DOCUMENT —
Midnight Robber, Nalo Hopkinson

North America Project 2022

My objective in undertaking this project was to discover who were the North American Alexis Wrights and Marie Munkaras. Ok, Toni Morrison is probably the Alexis Wright equivalent (I don’t think I’ve discovered a Kim Scott yet, and I don’t think Australia has an Octavia Butler or Zora Neale Hurston), but who are all those edgy, angry writers, mostly women in Australia at least, at the boundaries of literature and race and gender relations?

Well one of them is clearly Nalo Hopkinson (1960- ).

Hopkinson “was born in Jamaica, in the Caribbean. I lived for years in Guyana as well, and in Trinidad/Tobago. But the bulk of my life so far has been spent in Toronto, Canada. After about 35 years of that, I moved to the USA for a professorship in Creative Writing.” Nalohopkinson.com/About (in a section titled ‘Powered by ADHD’).

Midnight Robber (2000) is Science Fiction but as with much Women’s SF the SF is just a frame for a story about people. Men’s SF, straight SF, is generally about the SF – a universe is established and it is explored by stick figures. Women’s SF quite often follows the conventions of straight SF, a universe is established and its rules are adhered to, but the purpose is to provide an environment in which the behaviours of one or a few people may be interrogated.

Hopkinson has fun with Midnight Robber‘s environment, making her whole universe one giant Jamaican carnival. I of course missed most of the references but they’re here on Wikipedia if you want them. In brief, Earth is uninhabitable; Jamaicans have established themselves on a new planet, Toussaint; prisoners are exiled to another planet, New Half-Way Tree, in a parallel universe from which there is no return (it has a very 1788 New South Wales feel). The Indigenous people of New Half-Way Tree, the Douen, are smallish, I guess around 1.5m, with lizard-ish and bird-ish characteristics, and they live in trees – very reminiscent of Le Guin’s The Word for World is Forest.

At the start of the book, Tan-Tan is a young girl, her father is Mayor and her mother finds ways to fill in her time while Tan-Tan is cared for by AIs – the house, her nurse, the cook and so on – via an implant in her ear. So a lot of the first part of the book is establishing how that works, and how the family dynamics work.

Then Antonio, the father, comes home early to catch his wife and her lover on the sofa; challenges the lover to a duel; in cheating, accidentally kills him; and to forestall being hanged he ‘jumps’ to New Half-Way Tree, accidentally taking Tan-Tan with him.

But wait, you mean you never hear of New Half-Way Tree, the planet of the lost people? You never wonder where them all does go, the drifters, the ragimuffins-them, the ones who think the world must be have something better for them, if them could only find which part it is? You never wonder is where we send the thieves-them, and the murderers? Well master, the Nation Worlds does ship them all to New Half-Way Tree, the mirror planet of Toussaint. Yes man, on the next side of a dimension veil.

DATA BLOCK —
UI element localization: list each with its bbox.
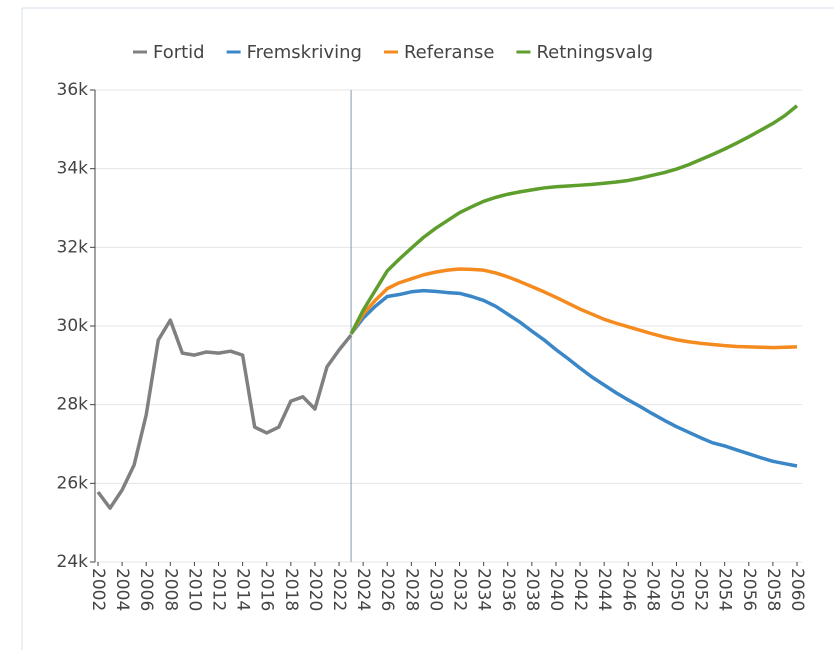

PROBLEM STATEMENT — Summarize the review of Midnight Robber in three sentences.

WRITTEN ANSWER — The review, part of a North America Project 2022 meant to find North American counterparts to Alexis Wright and Marie Munkara, names Nalo Hopkinson as one of them; Hopkinson was born in Jamaica, spent most of her life in Toronto, and moved to the USA for a professorship in Creative Writing. It describes Midnight Robber (2000) as science fiction in which the setting frames a story about people, a universe built as a giant Jamaican carnival where Jamaicans have settled the planet Toussaint and prisoners are exiled to New Half-Way Tree, a planet in a parallel universe with no return. At the start, the young Tan-Tan is cared for by AIs through an implant in her ear, until her father Antonio, the Mayor, accidentally kills his wife's lover while cheating in a duel and jumps to New Half-Way Tree to avoid hanging, accidentally taking Tan-Tan with him.